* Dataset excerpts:
--------------------
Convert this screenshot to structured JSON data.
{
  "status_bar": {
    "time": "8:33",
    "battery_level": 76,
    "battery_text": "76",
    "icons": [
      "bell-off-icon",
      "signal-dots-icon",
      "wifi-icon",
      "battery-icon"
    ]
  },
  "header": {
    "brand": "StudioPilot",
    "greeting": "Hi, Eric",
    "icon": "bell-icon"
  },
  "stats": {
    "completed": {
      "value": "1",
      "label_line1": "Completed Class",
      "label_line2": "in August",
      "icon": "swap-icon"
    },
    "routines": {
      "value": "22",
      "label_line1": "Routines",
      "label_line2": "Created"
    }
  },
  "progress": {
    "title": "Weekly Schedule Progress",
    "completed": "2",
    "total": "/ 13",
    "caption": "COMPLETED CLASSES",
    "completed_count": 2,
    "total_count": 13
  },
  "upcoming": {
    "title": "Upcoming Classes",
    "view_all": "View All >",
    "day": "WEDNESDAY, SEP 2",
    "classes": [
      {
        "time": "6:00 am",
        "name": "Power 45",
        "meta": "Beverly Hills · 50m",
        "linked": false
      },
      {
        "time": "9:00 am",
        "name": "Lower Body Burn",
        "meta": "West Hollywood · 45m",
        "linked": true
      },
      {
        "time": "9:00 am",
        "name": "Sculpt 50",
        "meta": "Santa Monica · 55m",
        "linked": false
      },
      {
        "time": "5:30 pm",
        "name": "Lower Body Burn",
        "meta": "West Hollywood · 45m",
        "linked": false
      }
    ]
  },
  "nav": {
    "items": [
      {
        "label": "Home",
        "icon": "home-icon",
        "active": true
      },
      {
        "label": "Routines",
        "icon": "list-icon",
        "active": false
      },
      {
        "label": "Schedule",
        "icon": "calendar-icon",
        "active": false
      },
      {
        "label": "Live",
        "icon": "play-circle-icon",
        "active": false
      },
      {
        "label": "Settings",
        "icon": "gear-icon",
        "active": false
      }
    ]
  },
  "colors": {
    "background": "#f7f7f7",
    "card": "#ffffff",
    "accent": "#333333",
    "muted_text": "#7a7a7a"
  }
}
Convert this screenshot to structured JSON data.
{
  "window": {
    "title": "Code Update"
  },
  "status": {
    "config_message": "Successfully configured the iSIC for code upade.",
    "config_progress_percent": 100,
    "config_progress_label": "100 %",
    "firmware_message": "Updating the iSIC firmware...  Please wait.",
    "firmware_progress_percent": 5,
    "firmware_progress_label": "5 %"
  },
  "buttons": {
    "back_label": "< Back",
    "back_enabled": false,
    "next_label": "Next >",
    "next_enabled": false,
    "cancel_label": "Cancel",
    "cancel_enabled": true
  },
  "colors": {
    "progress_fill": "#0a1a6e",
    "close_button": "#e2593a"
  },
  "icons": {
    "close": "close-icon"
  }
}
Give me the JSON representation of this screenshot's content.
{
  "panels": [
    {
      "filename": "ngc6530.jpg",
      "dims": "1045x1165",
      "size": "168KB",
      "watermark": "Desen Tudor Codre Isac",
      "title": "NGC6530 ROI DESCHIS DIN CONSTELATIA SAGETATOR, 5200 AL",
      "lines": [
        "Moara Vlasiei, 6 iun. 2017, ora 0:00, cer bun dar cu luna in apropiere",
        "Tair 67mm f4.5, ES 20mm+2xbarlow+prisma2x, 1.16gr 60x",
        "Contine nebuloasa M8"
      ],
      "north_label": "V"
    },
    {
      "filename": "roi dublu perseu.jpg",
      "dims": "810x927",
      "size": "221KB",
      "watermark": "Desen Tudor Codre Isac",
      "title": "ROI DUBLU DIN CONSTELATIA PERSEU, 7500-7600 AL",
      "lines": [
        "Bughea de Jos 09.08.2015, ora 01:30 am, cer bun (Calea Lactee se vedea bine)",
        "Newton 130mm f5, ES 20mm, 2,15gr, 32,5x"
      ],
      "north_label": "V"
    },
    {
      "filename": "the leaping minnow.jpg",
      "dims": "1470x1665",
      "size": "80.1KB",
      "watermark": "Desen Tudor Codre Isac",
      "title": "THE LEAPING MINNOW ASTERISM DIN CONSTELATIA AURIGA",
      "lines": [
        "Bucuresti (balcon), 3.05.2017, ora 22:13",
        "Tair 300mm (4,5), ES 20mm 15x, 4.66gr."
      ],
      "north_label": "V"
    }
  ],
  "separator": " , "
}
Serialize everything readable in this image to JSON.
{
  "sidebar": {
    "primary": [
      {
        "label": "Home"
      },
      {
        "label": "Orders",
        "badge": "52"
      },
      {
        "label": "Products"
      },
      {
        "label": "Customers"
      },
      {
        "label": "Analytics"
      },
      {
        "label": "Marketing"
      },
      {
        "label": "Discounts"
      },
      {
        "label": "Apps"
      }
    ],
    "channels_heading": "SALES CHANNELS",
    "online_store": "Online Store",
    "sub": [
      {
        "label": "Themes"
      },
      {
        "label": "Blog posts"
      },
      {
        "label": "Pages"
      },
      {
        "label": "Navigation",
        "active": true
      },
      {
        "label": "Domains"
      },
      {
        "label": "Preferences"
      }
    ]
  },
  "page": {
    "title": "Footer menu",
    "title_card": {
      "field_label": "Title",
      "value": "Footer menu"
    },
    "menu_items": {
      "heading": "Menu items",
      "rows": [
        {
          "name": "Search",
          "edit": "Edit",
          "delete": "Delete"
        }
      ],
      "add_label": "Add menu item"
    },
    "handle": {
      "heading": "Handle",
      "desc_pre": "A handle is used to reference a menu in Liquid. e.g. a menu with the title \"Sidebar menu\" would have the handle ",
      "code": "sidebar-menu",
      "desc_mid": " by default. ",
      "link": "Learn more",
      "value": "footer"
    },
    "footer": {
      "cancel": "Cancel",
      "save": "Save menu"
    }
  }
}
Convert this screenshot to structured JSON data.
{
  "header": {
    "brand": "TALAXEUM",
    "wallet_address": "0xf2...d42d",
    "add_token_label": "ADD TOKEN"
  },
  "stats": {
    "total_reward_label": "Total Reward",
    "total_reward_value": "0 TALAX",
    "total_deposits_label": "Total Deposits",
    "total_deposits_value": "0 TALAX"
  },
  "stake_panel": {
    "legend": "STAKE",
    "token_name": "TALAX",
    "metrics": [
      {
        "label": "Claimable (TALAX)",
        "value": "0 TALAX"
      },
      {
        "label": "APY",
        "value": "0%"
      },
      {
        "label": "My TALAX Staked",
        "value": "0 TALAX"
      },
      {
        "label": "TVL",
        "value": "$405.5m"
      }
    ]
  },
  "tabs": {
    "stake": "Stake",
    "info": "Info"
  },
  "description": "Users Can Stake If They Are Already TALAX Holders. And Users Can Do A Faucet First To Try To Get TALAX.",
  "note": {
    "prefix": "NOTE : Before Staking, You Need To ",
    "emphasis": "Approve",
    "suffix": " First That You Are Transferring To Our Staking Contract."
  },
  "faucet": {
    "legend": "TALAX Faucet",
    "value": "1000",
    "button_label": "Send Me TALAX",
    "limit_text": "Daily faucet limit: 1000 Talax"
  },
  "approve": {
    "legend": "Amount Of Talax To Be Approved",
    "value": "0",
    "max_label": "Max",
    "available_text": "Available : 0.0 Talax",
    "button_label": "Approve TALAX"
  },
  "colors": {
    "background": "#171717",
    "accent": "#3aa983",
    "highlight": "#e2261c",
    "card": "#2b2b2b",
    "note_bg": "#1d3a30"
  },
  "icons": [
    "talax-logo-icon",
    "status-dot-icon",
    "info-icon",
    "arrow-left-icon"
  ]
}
--------------------
* Task statement:
Which lines include the word "meta"? List them all.

* Task answer:
        "meta": "Beverly Hills · 50m",
        "meta": "West Hollywood · 45m",
        "meta": "Santa Monica · 55m",
        "meta": "West Hollywood · 45m",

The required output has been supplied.